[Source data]
★ ★ ★ ★ ★ ★ ★

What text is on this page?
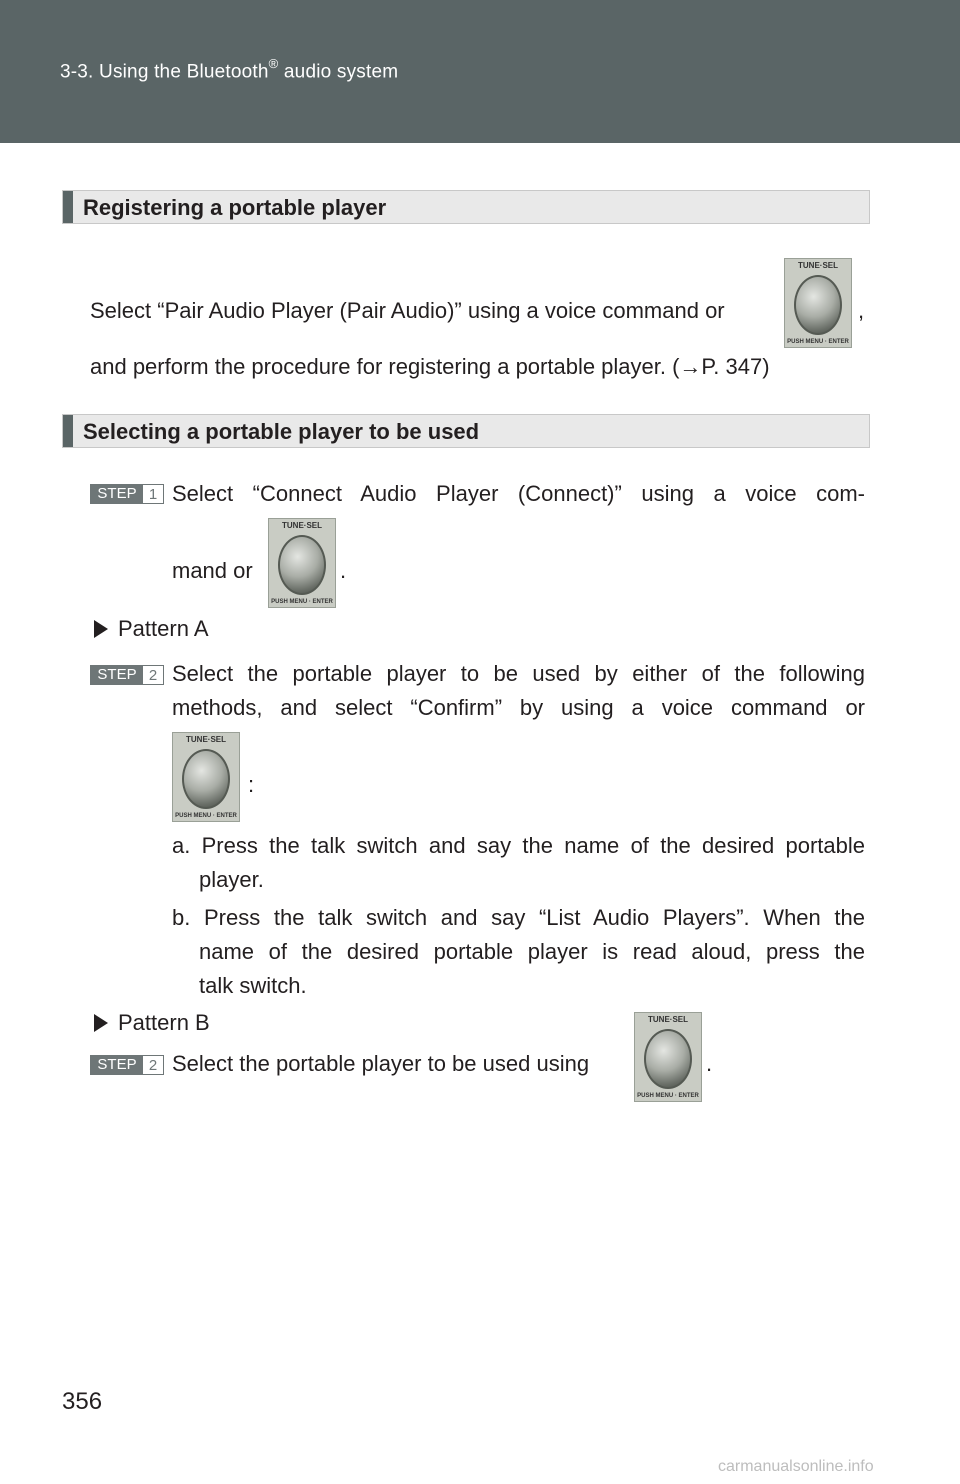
3-3. Using the Bluetooth® audio system
Registering a portable player
Select “Pair Audio Player (Pair Audio)” using a voice command or
TUNE·SEL
PUSH MENU · ENTER
,
and perform the procedure for registering a portable player. (→P. 347)
Selecting a portable player to be used
STEP 1 Select “Connect Audio Player (Connect)” using a voice com-
mand or
TUNE·SEL
PUSH MENU · ENTER
.
Pattern A
STEP 2 Select the portable player to be used by either of the following
methods, and select “Confirm” by using a voice command or
TUNE·SEL
PUSH MENU · ENTER
:
a. Press the talk switch and say the name of the desired portable
player.
b. Press the talk switch and say “List Audio Players”. When the
name of the desired portable player is read aloud, press the
talk switch.
Pattern B
STEP 2 Select the portable player to be used using
TUNE·SEL
PUSH MENU · ENTER
.
356
carmanualsonline.info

★ ★ ★ ★ ★ ★ ★

## Exercise requirements
Using the data above, write out every line exactly, leaving the images behind.

## The solution
What text is on this page?
3-3. Using the Bluetooth® audio system
Registering a portable player
Select “Pair Audio Player (Pair Audio)” using a voice command or
TUNE·SEL
PUSH MENU · ENTER
,
and perform the procedure for registering a portable player. (→P. 347)
Selecting a portable player to be used
STEP 1 Select “Connect Audio Player (Connect)” using a voice com-
mand or
TUNE·SEL
PUSH MENU · ENTER
.
Pattern A
STEP 2 Select the portable player to be used by either of the following
methods, and select “Confirm” by using a voice command or
TUNE·SEL
PUSH MENU · ENTER
:
a. Press the talk switch and say the name of the desired portable
player.
b. Press the talk switch and say “List Audio Players”. When the
name of the desired portable player is read aloud, press the
talk switch.
Pattern B
STEP 2 Select the portable player to be used using
TUNE·SEL
PUSH MENU · ENTER
.
356
carmanualsonline.info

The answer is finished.